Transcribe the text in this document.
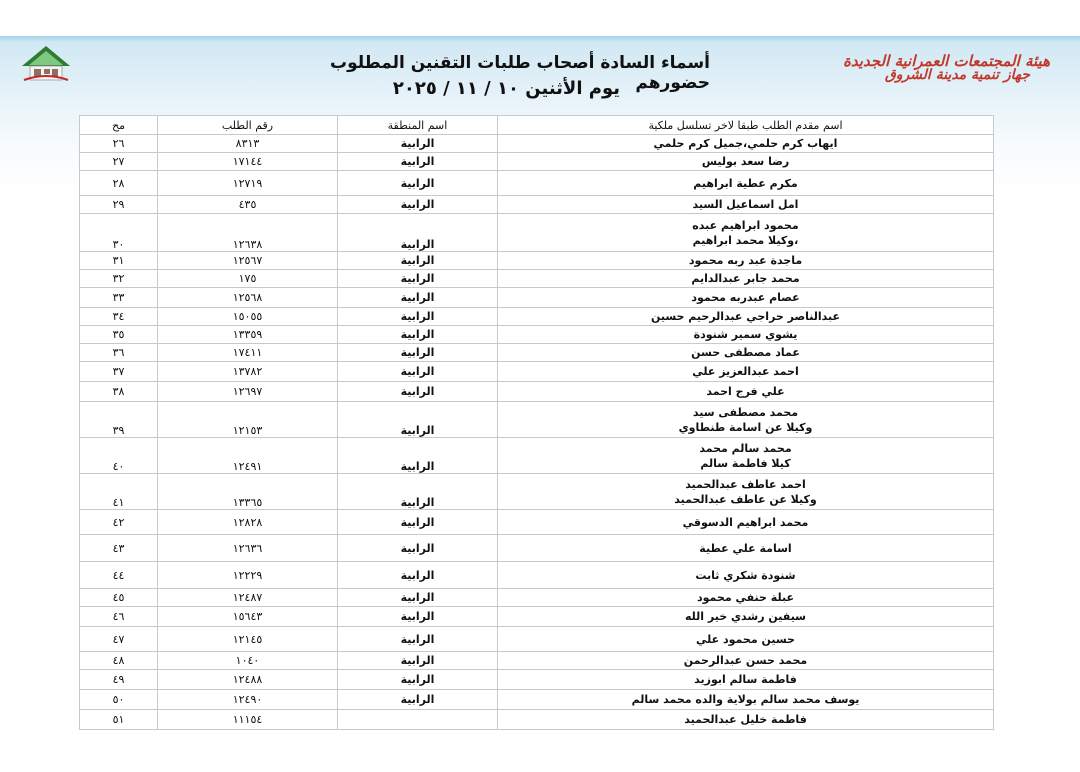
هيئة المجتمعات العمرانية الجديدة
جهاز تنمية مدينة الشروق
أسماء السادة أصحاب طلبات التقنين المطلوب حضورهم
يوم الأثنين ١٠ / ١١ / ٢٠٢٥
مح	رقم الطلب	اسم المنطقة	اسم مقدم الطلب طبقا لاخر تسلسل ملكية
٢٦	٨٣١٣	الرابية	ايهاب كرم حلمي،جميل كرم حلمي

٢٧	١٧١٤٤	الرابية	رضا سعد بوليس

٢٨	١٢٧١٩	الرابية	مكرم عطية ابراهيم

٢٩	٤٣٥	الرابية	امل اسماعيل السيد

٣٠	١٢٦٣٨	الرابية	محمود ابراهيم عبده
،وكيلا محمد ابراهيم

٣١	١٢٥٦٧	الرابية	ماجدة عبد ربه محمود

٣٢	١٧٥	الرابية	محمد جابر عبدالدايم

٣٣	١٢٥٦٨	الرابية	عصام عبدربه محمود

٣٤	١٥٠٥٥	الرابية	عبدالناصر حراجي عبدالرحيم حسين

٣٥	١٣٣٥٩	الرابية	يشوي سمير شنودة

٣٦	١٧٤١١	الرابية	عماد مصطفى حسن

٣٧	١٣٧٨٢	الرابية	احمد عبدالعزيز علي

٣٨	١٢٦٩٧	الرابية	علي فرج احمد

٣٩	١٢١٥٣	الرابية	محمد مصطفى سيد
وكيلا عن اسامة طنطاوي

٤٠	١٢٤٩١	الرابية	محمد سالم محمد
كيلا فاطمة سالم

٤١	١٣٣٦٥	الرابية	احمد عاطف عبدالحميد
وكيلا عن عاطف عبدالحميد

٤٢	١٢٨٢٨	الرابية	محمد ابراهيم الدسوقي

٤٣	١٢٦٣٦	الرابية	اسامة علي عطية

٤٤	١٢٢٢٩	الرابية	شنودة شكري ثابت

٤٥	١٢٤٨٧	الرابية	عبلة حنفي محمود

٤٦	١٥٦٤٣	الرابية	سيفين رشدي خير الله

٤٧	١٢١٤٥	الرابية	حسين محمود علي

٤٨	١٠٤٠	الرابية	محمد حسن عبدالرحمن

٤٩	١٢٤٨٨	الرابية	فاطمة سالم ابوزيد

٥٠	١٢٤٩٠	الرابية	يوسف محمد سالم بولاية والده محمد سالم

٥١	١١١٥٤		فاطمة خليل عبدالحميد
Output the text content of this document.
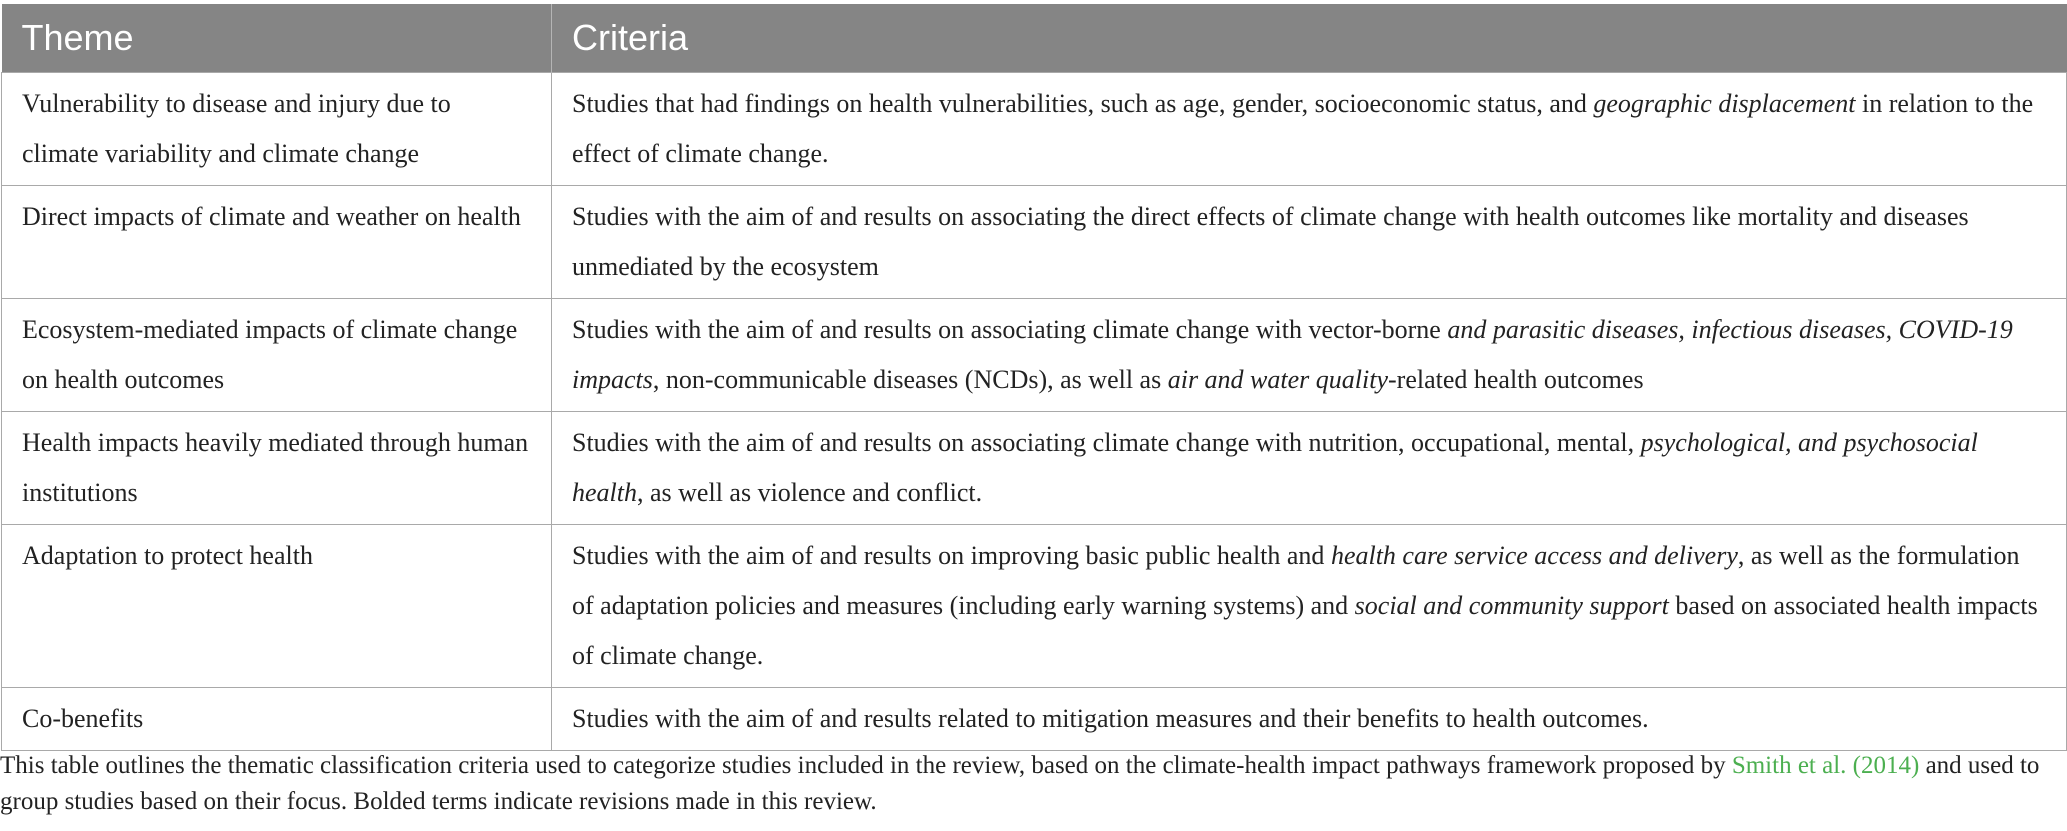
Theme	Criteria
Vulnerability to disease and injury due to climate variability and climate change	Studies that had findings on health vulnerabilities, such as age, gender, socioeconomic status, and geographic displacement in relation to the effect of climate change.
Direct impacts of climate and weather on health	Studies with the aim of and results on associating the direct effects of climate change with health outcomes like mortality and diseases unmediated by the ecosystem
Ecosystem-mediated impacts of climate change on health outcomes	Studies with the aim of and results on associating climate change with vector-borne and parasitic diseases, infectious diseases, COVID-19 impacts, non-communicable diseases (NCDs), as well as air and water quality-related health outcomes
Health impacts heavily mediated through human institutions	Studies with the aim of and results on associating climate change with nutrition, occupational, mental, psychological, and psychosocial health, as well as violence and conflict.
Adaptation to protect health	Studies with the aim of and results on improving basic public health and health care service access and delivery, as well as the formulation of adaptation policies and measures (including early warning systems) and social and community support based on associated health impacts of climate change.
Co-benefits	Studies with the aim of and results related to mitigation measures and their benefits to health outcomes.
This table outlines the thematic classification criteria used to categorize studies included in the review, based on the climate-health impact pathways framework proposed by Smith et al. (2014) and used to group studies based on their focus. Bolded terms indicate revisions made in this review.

= = = = =

_WORK TO COMPLETE_
Read the entries and pick out all lines that include the word "شنودة".

_EXERCISE RESULT_
٣٥	١٣٣٥٩	الرابية	يشوي سمير شنودة
٤٤	١٢٢٢٩	الرابية	شنودة شكري ثابت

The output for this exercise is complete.